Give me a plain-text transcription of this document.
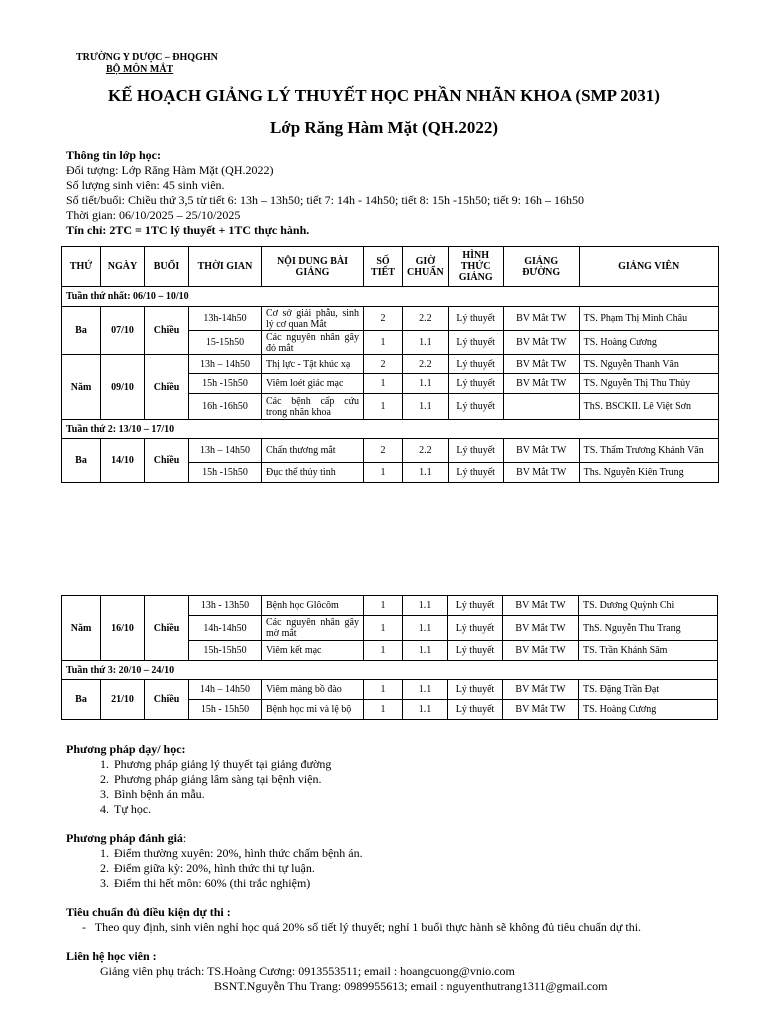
TRƯỜNG Y DƯỢC – ĐHQGHN
BỘ MÔN MẮT
KẾ HOẠCH GIẢNG LÝ THUYẾT HỌC PHẦN NHÃN KHOA (SMP 2031)
Lớp Răng Hàm Mặt (QH.2022)
Thông tin lớp học:
Đối tượng: Lớp Răng Hàm Mặt (QH.2022)
Số lượng sinh viên: 45 sinh viên.
Số tiết/buổi: Chiều thứ 3,5 từ tiết 6: 13h – 13h50; tiết 7: 14h - 14h50; tiết 8: 15h -15h50; tiết 9: 16h – 16h50
Thời gian: 06/10/2025 – 25/10/2025
Tín chỉ: 2TC = 1TC lý thuyết + 1TC thực hành.
THỨ	NGÀY	BUỔI	THỜI GIAN	NỘI DUNG BÀI GIẢNG	SỐ TIẾT	GIỜ CHUẨN	HÌNH THỨC GIẢNG	GIẢNG ĐƯỜNG	GIẢNG VIÊN
Tuần thứ nhất: 06/10 – 10/10									
Ba	07/10	Chiều	13h-14h50	Cơ sở giải phẫu, sinh lý cơ quan Mắt	2	2.2	Lý thuyết	BV Mắt TW	TS. Phạm Thị Minh Châu
			15-15h50	Các nguyên nhân gây đỏ mắt	1	1.1	Lý thuyết	BV Mắt TW	TS. Hoàng Cương
Năm	09/10	Chiều	13h – 14h50	Thị lực - Tật khúc xạ	2	2.2	Lý thuyết	BV Mắt TW	TS. Nguyễn Thanh Vân
			15h -15h50	Viêm loét giác mạc	1	1.1	Lý thuyết	BV Mắt TW	TS. Nguyễn Thị Thu Thủy
			16h -16h50	Các bệnh cấp cứu trong nhãn khoa	1	1.1	Lý thuyết		ThS. BSCKII. Lê Việt Sơn
Tuần thứ 2: 13/10 – 17/10									
Ba	14/10	Chiều	13h – 14h50	Chấn thương mắt	2	2.2	Lý thuyết	BV Mắt TW	TS. Thẩm Trương Khánh Vân
			15h -15h50	Đục thể thủy tinh	1	1.1	Lý thuyết	BV Mắt TW	Ths. Nguyễn Kiên Trung
Năm	16/10	Chiều	13h - 13h50	Bệnh học Glôcôm	1	1.1	Lý thuyết	BV Mắt TW	TS. Dương Quỳnh Chi
			14h-14h50	Các nguyên nhân gây mờ mắt	1	1.1	Lý thuyết	BV Mắt TW	ThS. Nguyễn Thu Trang
			15h-15h50	Viêm kết mạc	1	1.1	Lý thuyết	BV Mắt TW	TS. Trần Khánh Sâm
Tuần thứ 3: 20/10 – 24/10									
Ba	21/10	Chiều	14h – 14h50	Viêm màng bồ đào	1	1.1	Lý thuyết	BV Mắt TW	TS. Đặng Trần Đạt
			15h - 15h50	Bệnh học mi và lệ bộ	1	1.1	Lý thuyết	BV Mắt TW	TS. Hoàng Cương
Phương pháp dạy/ học:
1. Phương pháp giảng lý thuyết tại giảng đường
2. Phương pháp giảng lâm sàng tại bệnh viện.
3. Bình bệnh án mẫu.
4. Tự học.
Phương pháp đánh giá:
1. Điểm thường xuyên: 20%, hình thức chấm bệnh án.
2. Điểm giữa kỳ: 20%, hình thức thi tự luận.
3. Điểm thi hết môn: 60% (thi trắc nghiệm)
Tiêu chuẩn đủ điều kiện dự thi :
-   Theo quy định, sinh viên nghỉ học quá 20% số tiết lý thuyết; nghỉ 1 buổi thực hành sẽ không đủ tiêu chuẩn dự thi.
Liên hệ học viên :
Giảng viên phụ trách: TS.Hoàng Cương: 0913553511; email : hoangcuong@vnio.com
BSNT.Nguyễn Thu Trang: 0989955613; email : nguyenthutrang1311@gmail.com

^^^^^^^^^^^^^^^^

Your goal: Reproduce each record from above exactly; pictures do not belong in the copy.

Full solution:
Give me a plain-text transcription of this document.
TRƯỜNG Y DƯỢC – ĐHQGHN
BỘ MÔN MẮT
KẾ HOẠCH GIẢNG LÝ THUYẾT HỌC PHẦN NHÃN KHOA (SMP 2031)
Lớp Răng Hàm Mặt (QH.2022)
Thông tin lớp học:
Đối tượng: Lớp Răng Hàm Mặt (QH.2022)
Số lượng sinh viên: 45 sinh viên.
Số tiết/buổi: Chiều thứ 3,5 từ tiết 6: 13h – 13h50; tiết 7: 14h - 14h50; tiết 8: 15h -15h50; tiết 9: 16h – 16h50
Thời gian: 06/10/2025 – 25/10/2025
Tín chỉ: 2TC = 1TC lý thuyết + 1TC thực hành.
THỨ	NGÀY	BUỔI	THỜI GIAN	NỘI DUNG BÀI GIẢNG	SỐ TIẾT	GIỜ CHUẨN	HÌNH THỨC GIẢNG	GIẢNG ĐƯỜNG	GIẢNG VIÊN
Tuần thứ nhất: 06/10 – 10/10									
Ba	07/10	Chiều	13h-14h50	Cơ sở giải phẫu, sinh lý cơ quan Mắt	2	2.2	Lý thuyết	BV Mắt TW	TS. Phạm Thị Minh Châu
			15-15h50	Các nguyên nhân gây đỏ mắt	1	1.1	Lý thuyết	BV Mắt TW	TS. Hoàng Cương
Năm	09/10	Chiều	13h – 14h50	Thị lực - Tật khúc xạ	2	2.2	Lý thuyết	BV Mắt TW	TS. Nguyễn Thanh Vân
			15h -15h50	Viêm loét giác mạc	1	1.1	Lý thuyết	BV Mắt TW	TS. Nguyễn Thị Thu Thủy
			16h -16h50	Các bệnh cấp cứu trong nhãn khoa	1	1.1	Lý thuyết		ThS. BSCKII. Lê Việt Sơn
Tuần thứ 2: 13/10 – 17/10									
Ba	14/10	Chiều	13h – 14h50	Chấn thương mắt	2	2.2	Lý thuyết	BV Mắt TW	TS. Thẩm Trương Khánh Vân
			15h -15h50	Đục thể thủy tinh	1	1.1	Lý thuyết	BV Mắt TW	Ths. Nguyễn Kiên Trung
Năm	16/10	Chiều	13h - 13h50	Bệnh học Glôcôm	1	1.1	Lý thuyết	BV Mắt TW	TS. Dương Quỳnh Chi
			14h-14h50	Các nguyên nhân gây mờ mắt	1	1.1	Lý thuyết	BV Mắt TW	ThS. Nguyễn Thu Trang
			15h-15h50	Viêm kết mạc	1	1.1	Lý thuyết	BV Mắt TW	TS. Trần Khánh Sâm
Tuần thứ 3: 20/10 – 24/10									
Ba	21/10	Chiều	14h – 14h50	Viêm màng bồ đào	1	1.1	Lý thuyết	BV Mắt TW	TS. Đặng Trần Đạt
			15h - 15h50	Bệnh học mi và lệ bộ	1	1.1	Lý thuyết	BV Mắt TW	TS. Hoàng Cương
Phương pháp dạy/ học:
1. Phương pháp giảng lý thuyết tại giảng đường
2. Phương pháp giảng lâm sàng tại bệnh viện.
3. Bình bệnh án mẫu.
4. Tự học.
Phương pháp đánh giá:
1. Điểm thường xuyên: 20%, hình thức chấm bệnh án.
2. Điểm giữa kỳ: 20%, hình thức thi tự luận.
3. Điểm thi hết môn: 60% (thi trắc nghiệm)
Tiêu chuẩn đủ điều kiện dự thi :
-   Theo quy định, sinh viên nghỉ học quá 20% số tiết lý thuyết; nghỉ 1 buổi thực hành sẽ không đủ tiêu chuẩn dự thi.
Liên hệ học viên :
Giảng viên phụ trách: TS.Hoàng Cương: 0913553511; email : hoangcuong@vnio.com
BSNT.Nguyễn Thu Trang: 0989955613; email : nguyenthutrang1311@gmail.com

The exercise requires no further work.